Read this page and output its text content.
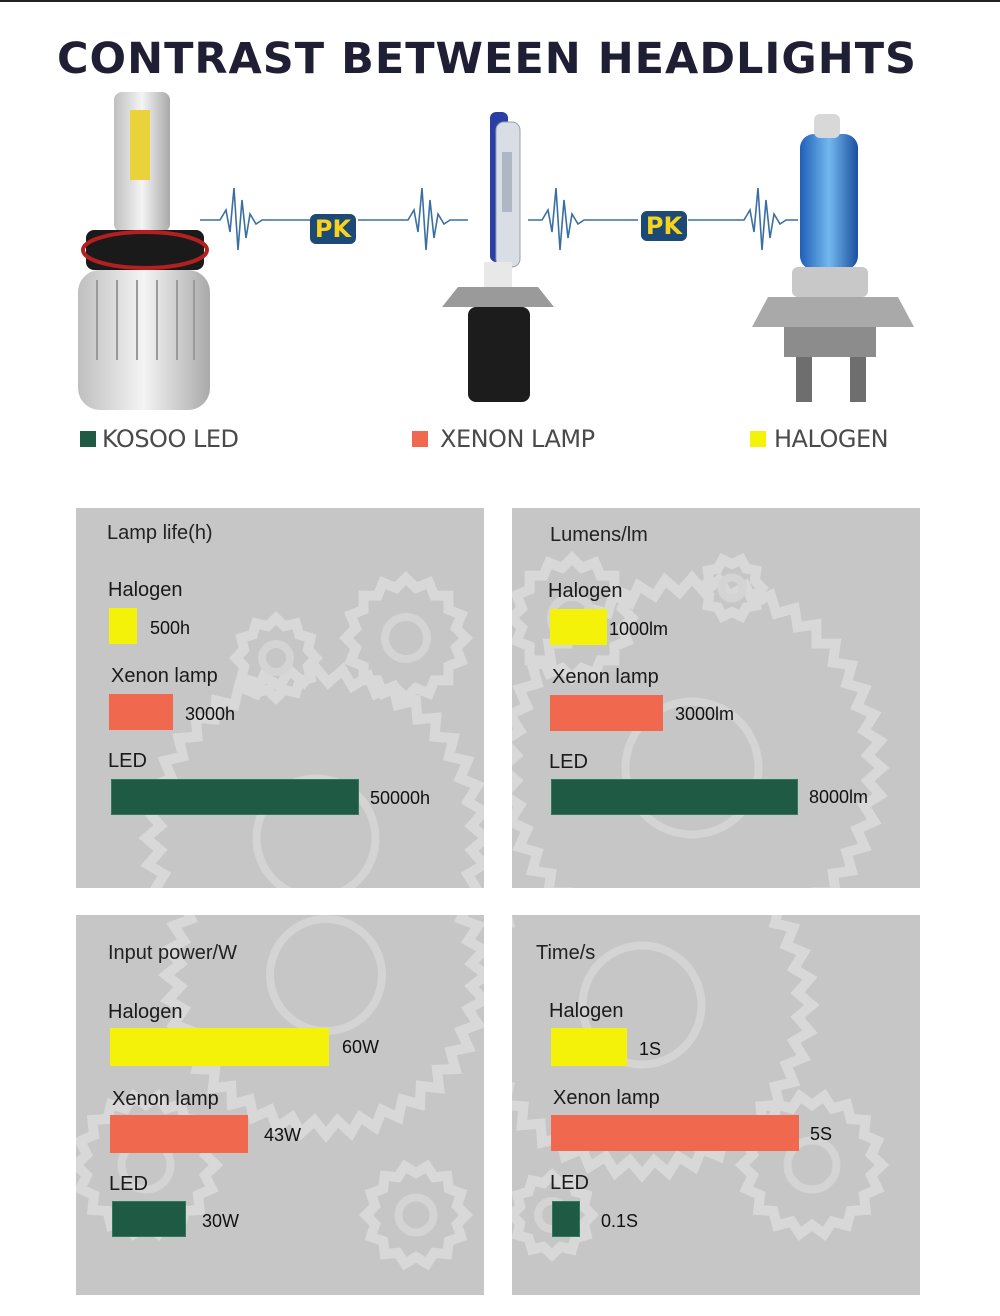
CONTRAST BETWEEN HEADLIGHTS
PK	PK
KOSOO LED	XENON LAMP	HALOGEN
Lamp life(h)
Halogen
Xenon lamp
LED
500h
3000h
50000h
Lumens/lm
Halogen
Xenon lamp
LED
1000lm
3000lm
8000lm
Input power/W
Halogen
Xenon lamp
LED
60W
43W
30W
Time/s
Halogen
Xenon lamp
LED
1S
5S
0.1S
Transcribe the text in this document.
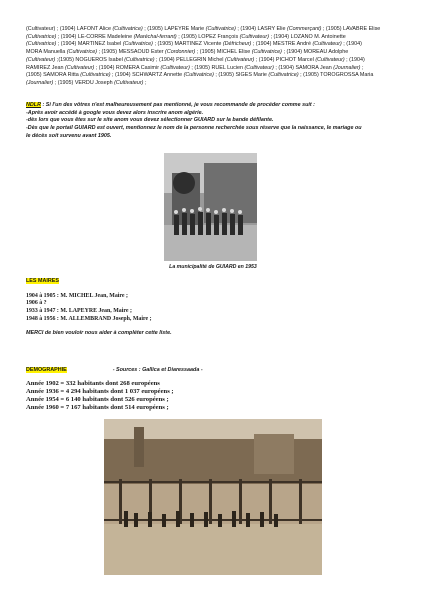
(Cultivateur) ; (1904) LAFONT Alice (Cultivatrice) ; (1905) LAPEYRE Marie (Cultivatrice) ; (1904) LASRY Elie (Commerçant) ; (1905) LAVABRE Elise
(Cultivatrice) ; (1904) LE-CORRE Madeleine (Maréchal-ferrant) ; (1905) LOPEZ François (Cultivateur) ; (1904) LOZANO M. Antoinette
(Cultivatrice) ; (1904) MARTINEZ Isabel (Cultivatrice) ; (1905) MARTINEZ Vicente (Défricheur) ; (1904) MESTRE André (Cultivateur) ; (1904)
MORA Manuella (Cultivatrice) ; (1905) MESSAOUD Ester (Cordonnier) ; (1905) MICHEL Elise (Cultivatrice) ; (1904) MOREAU Adolphe
(Cultivateur) ;(1905) NOGUEROS Isabel (Cultivatrice) ; (1904) PELLEGRIN Michel (Cultivateur) ; (1904) PICHOT Marcel (Cultivateur) ; (1904)
RAMIREZ Jean (Cultivateur) ; (1904) ROMERA Casimir (Cultivateur) ; (1905) RUEL Lucien (Cultivateur) ; (1904) SAMORA Jean (Journalier) ;
(1905) SAMORA Ritta (Cultivatrice) ; (1904) SCHWARTZ Annette (Cultivatrice) ; (1905) SIGES Marie (Cultivatrice) ; (1905) TOROGROSSA Maria
(Journalier) ; (1905) VERDU Joseph (Cultivateur) ;
NDLR : Si l'un des vôtres n'est malheureusement pas mentionné, je vous recommande de procéder comme suit :
-Après avoir accédé à google vous devez alors inscrire anom algérie.
-dès lors que vous êtes sur le site anom vous devez sélectionner GUIARD sur la bande défilante.
-Dès que le portail GUIARD est ouvert, mentionnez le nom de la personne recherchée sous réserve que la naissance, le mariage ou
le décès soit survenu avant 1905.
La municipalité de GUIARD en 1953
LES MAIRES
1904 à 1905 : M. MICHEL Jean, Maire ;
1906 à ?
1933 à 1947 : M. LAPEYRE Jean, Maire ;
1948 à 1956 : M. ALLEMBRAND Joseph, Maire ;
MERCI de bien vouloir nous aider à compléter cette liste.
DEMOGRAPHIE	- Sources : Gallica et Diaressaada -
Année 1902 = 332 habitants dont 268 européens
Année 1936 = 4 294 habitants dont 1 037 européens ;
Année 1954 = 6 140 habitants dont 526 européens ;
Année 1960 = 7 167 habitants dont 514 européens ;
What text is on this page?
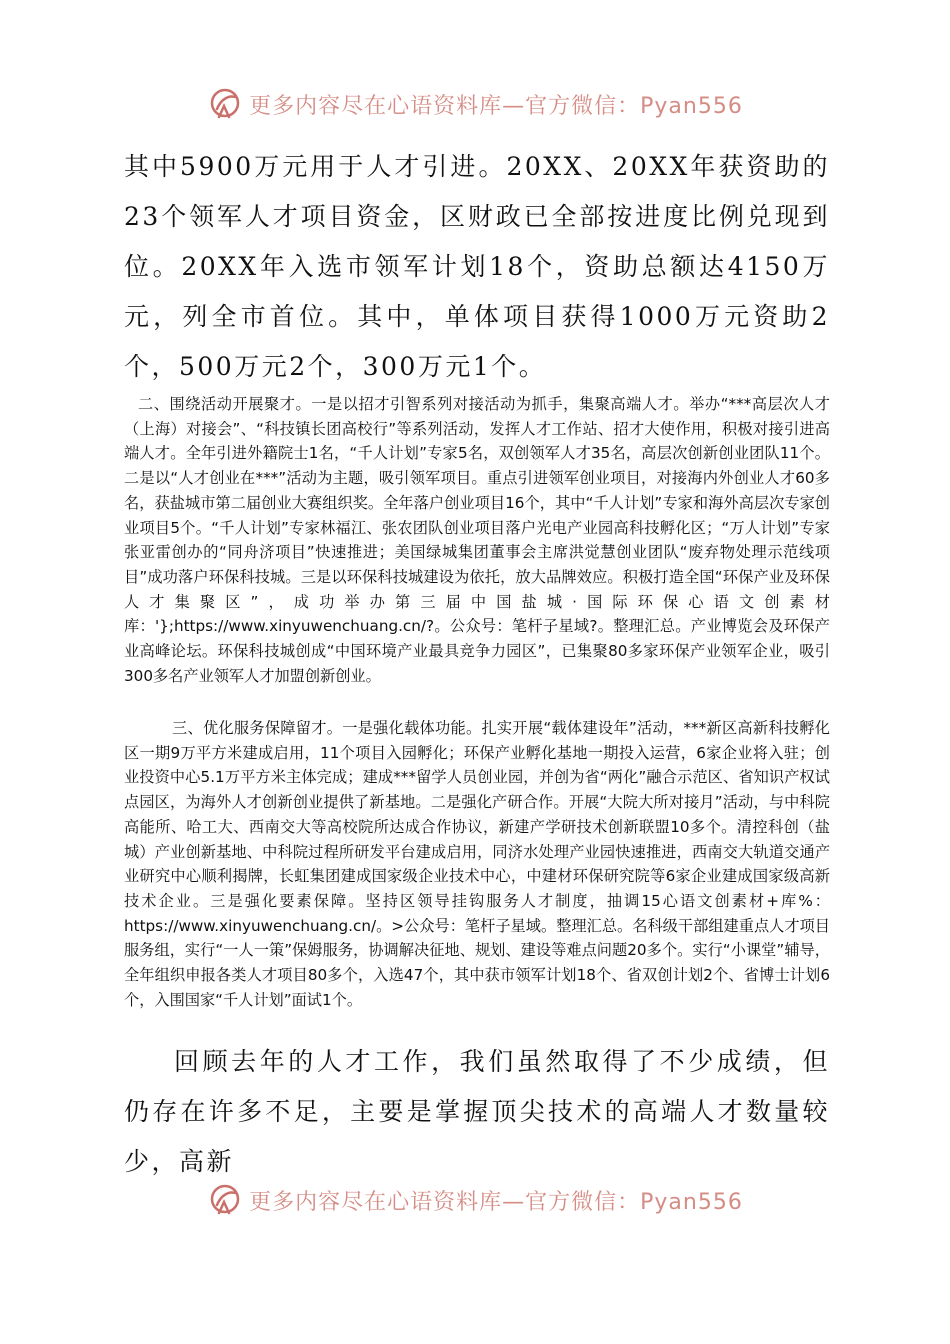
更多内容尽在心语资料库—官方微信：Pyan556

其中5900万元用于人才引进。20XX、20XX年获资助的23个领军人才项目资金，区财政已全部按进度比例兑现到位。20XX年入选市领军计划18个，资助总额达4150万元，列全市首位。其中，单体项目获得1000万元资助2个，500万元2个，300万元1个。

二、围绕活动开展聚才。一是以招才引智系列对接活动为抓手，集聚高端人才。举办“***高层次人才（上海）对接会”、“科技镇长团高校行”等系列活动，发挥人才工作站、招才大使作用，积极对接引进高端人才。全年引进外籍院士1名，“千人计划”专家5名，双创领军人才35名，高层次创新创业团队11个。二是以“人才创业在***”活动为主题，吸引领军项目。重点引进领军创业项目，对接海内外创业人才60多名，获盐城市第二届创业大赛组织奖。全年落户创业项目16个，其中“千人计划”专家和海外高层次专家创业项目5个。“千人计划”专家林福江、张农团队创业项目落户光电产业园高科技孵化区；“万人计划”专家张亚雷创办的“同舟济项目”快速推进；美国绿城集团董事会主席洪觉慧创业团队“废弃物处理示范线项目”成功落户环保科技城。三是以环保科技城建设为依托，放大品牌效应。积极打造全国“环保产业及环保人才集聚区”，成功举办第三届中国盐城·国际环保心语文创素材库：'};https://www.xinyuwenchuang.cn/?。公众号：笔杆子星域?。整理汇总。产业博览会及环保产业高峰论坛。环保科技城创成“中国环境产业最具竞争力园区”，已集聚80多家环保产业领军企业，吸引300多名产业领军人才加盟创新创业。

三、优化服务保障留才。一是强化载体功能。扎实开展“载体建设年”活动，***新区高新科技孵化区一期9万平方米建成启用，11个项目入园孵化；环保产业孵化基地一期投入运营，6家企业将入驻；创业投资中心5.1万平方米主体完成；建成***留学人员创业园，并创为省“两化”融合示范区、省知识产权试点园区，为海外人才创新创业提供了新基地。二是强化产研合作。开展“大院大所对接月”活动，与中科院高能所、哈工大、西南交大等高校院所达成合作协议，新建产学研技术创新联盟10多个。清控科创（盐城）产业创新基地、中科院过程所研发平台建成启用，同济水处理产业园快速推进，西南交大轨道交通产业研究中心顺利揭牌，长虹集团建成国家级企业技术中心，中建材环保研究院等6家企业建成国家级高新技术企业。三是强化要素保障。坚持区领导挂钩服务人才制度，抽调15心语文创素材+库%：https://www.xinyuwenchuang.cn/。>公众号：笔杆子星域。整理汇总。名科级干部组建重点人才项目服务组，实行“一人一策”保姆服务，协调解决征地、规划、建设等难点问题20多个。实行“小课堂”辅导，全年组织申报各类人才项目80多个，入选47个，其中获市领军计划18个、省双创计划2个、省博士计划6个，入围国家“千人计划”面试1个。

回顾去年的人才工作，我们虽然取得了不少成绩，但仍存在许多不足，主要是掌握顶尖技术的高端人才数量较少，高新

更多内容尽在心语资料库—官方微信：Pyan556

Given instruction:
Copy out all of the material exactly as written, without its pictures.

Right answer:
Read this page and output its text content.
CONTRAST BETWEEN HEADLIGHTS
PK	PK
KOSOO LED	XENON LAMP	HALOGEN
Lamp life(h)
Halogen
Xenon lamp
LED
500h
3000h
50000h
Lumens/lm
Halogen
Xenon lamp
LED
1000lm
3000lm
8000lm
Input power/W
Halogen
Xenon lamp
LED
60W
43W
30W
Time/s
Halogen
Xenon lamp
LED
1S
5S
0.1S
Transcribe the text in this document.
(Cultivateur) ; (1904) LAFONT Alice (Cultivatrice) ; (1905) LAPEYRE Marie (Cultivatrice) ; (1904) LASRY Elie (Commerçant) ; (1905) LAVABRE Elise
(Cultivatrice) ; (1904) LE-CORRE Madeleine (Maréchal-ferrant) ; (1905) LOPEZ François (Cultivateur) ; (1904) LOZANO M. Antoinette
(Cultivatrice) ; (1904) MARTINEZ Isabel (Cultivatrice) ; (1905) MARTINEZ Vicente (Défricheur) ; (1904) MESTRE André (Cultivateur) ; (1904)
MORA Manuella (Cultivatrice) ; (1905) MESSAOUD Ester (Cordonnier) ; (1905) MICHEL Elise (Cultivatrice) ; (1904) MOREAU Adolphe
(Cultivateur) ;(1905) NOGUEROS Isabel (Cultivatrice) ; (1904) PELLEGRIN Michel (Cultivateur) ; (1904) PICHOT Marcel (Cultivateur) ; (1904)
RAMIREZ Jean (Cultivateur) ; (1904) ROMERA Casimir (Cultivateur) ; (1905) RUEL Lucien (Cultivateur) ; (1904) SAMORA Jean (Journalier) ;
(1905) SAMORA Ritta (Cultivatrice) ; (1904) SCHWARTZ Annette (Cultivatrice) ; (1905) SIGES Marie (Cultivatrice) ; (1905) TOROGROSSA Maria
(Journalier) ; (1905) VERDU Joseph (Cultivateur) ;
NDLR : Si l'un des vôtres n'est malheureusement pas mentionné, je vous recommande de procéder comme suit :
-Après avoir accédé à google vous devez alors inscrire anom algérie.
-dès lors que vous êtes sur le site anom vous devez sélectionner GUIARD sur la bande défilante.
-Dès que le portail GUIARD est ouvert, mentionnez le nom de la personne recherchée sous réserve que la naissance, le mariage ou
le décès soit survenu avant 1905.
La municipalité de GUIARD en 1953
LES MAIRES
1904 à 1905 : M. MICHEL Jean, Maire ;
1906 à ?
1933 à 1947 : M. LAPEYRE Jean, Maire ;
1948 à 1956 : M. ALLEMBRAND Joseph, Maire ;
MERCI de bien vouloir nous aider à compléter cette liste.
DEMOGRAPHIE	- Sources : Gallica et Diaressaada -
Année 1902 = 332 habitants dont 268 européens
Année 1936 = 4 294 habitants dont 1 037 européens ;
Année 1954 = 6 140 habitants dont 526 européens ;
Année 1960 = 7 167 habitants dont 514 européens ;
What text is on this page?
更多内容尽在心语资料库—官方微信：Pyan556

其中5900万元用于人才引进。20XX、20XX年获资助的23个领军人才项目资金，区财政已全部按进度比例兑现到位。20XX年入选市领军计划18个，资助总额达4150万元，列全市首位。其中，单体项目获得1000万元资助2个，500万元2个，300万元1个。

二、围绕活动开展聚才。一是以招才引智系列对接活动为抓手，集聚高端人才。举办“***高层次人才（上海）对接会”、“科技镇长团高校行”等系列活动，发挥人才工作站、招才大使作用，积极对接引进高端人才。全年引进外籍院士1名，“千人计划”专家5名，双创领军人才35名，高层次创新创业团队11个。二是以“人才创业在***”活动为主题，吸引领军项目。重点引进领军创业项目，对接海内外创业人才60多名，获盐城市第二届创业大赛组织奖。全年落户创业项目16个，其中“千人计划”专家和海外高层次专家创业项目5个。“千人计划”专家林福江、张农团队创业项目落户光电产业园高科技孵化区；“万人计划”专家张亚雷创办的“同舟济项目”快速推进；美国绿城集团董事会主席洪觉慧创业团队“废弃物处理示范线项目”成功落户环保科技城。三是以环保科技城建设为依托，放大品牌效应。积极打造全国“环保产业及环保人才集聚区”，成功举办第三届中国盐城·国际环保心语文创素材库：'};https://www.xinyuwenchuang.cn/?。公众号：笔杆子星域?。整理汇总。产业博览会及环保产业高峰论坛。环保科技城创成“中国环境产业最具竞争力园区”，已集聚80多家环保产业领军企业，吸引300多名产业领军人才加盟创新创业。

三、优化服务保障留才。一是强化载体功能。扎实开展“载体建设年”活动，***新区高新科技孵化区一期9万平方米建成启用，11个项目入园孵化；环保产业孵化基地一期投入运营，6家企业将入驻；创业投资中心5.1万平方米主体完成；建成***留学人员创业园，并创为省“两化”融合示范区、省知识产权试点园区，为海外人才创新创业提供了新基地。二是强化产研合作。开展“大院大所对接月”活动，与中科院高能所、哈工大、西南交大等高校院所达成合作协议，新建产学研技术创新联盟10多个。清控科创（盐城）产业创新基地、中科院过程所研发平台建成启用，同济水处理产业园快速推进，西南交大轨道交通产业研究中心顺利揭牌，长虹集团建成国家级企业技术中心，中建材环保研究院等6家企业建成国家级高新技术企业。三是强化要素保障。坚持区领导挂钩服务人才制度，抽调15心语文创素材+库%：https://www.xinyuwenchuang.cn/。>公众号：笔杆子星域。整理汇总。名科级干部组建重点人才项目服务组，实行“一人一策”保姆服务，协调解决征地、规划、建设等难点问题20多个。实行“小课堂”辅导，全年组织申报各类人才项目80多个，入选47个，其中获市领军计划18个、省双创计划2个、省博士计划6个，入围国家“千人计划”面试1个。

回顾去年的人才工作，我们虽然取得了不少成绩，但仍存在许多不足，主要是掌握顶尖技术的高端人才数量较少，高新

更多内容尽在心语资料库—官方微信：Pyan556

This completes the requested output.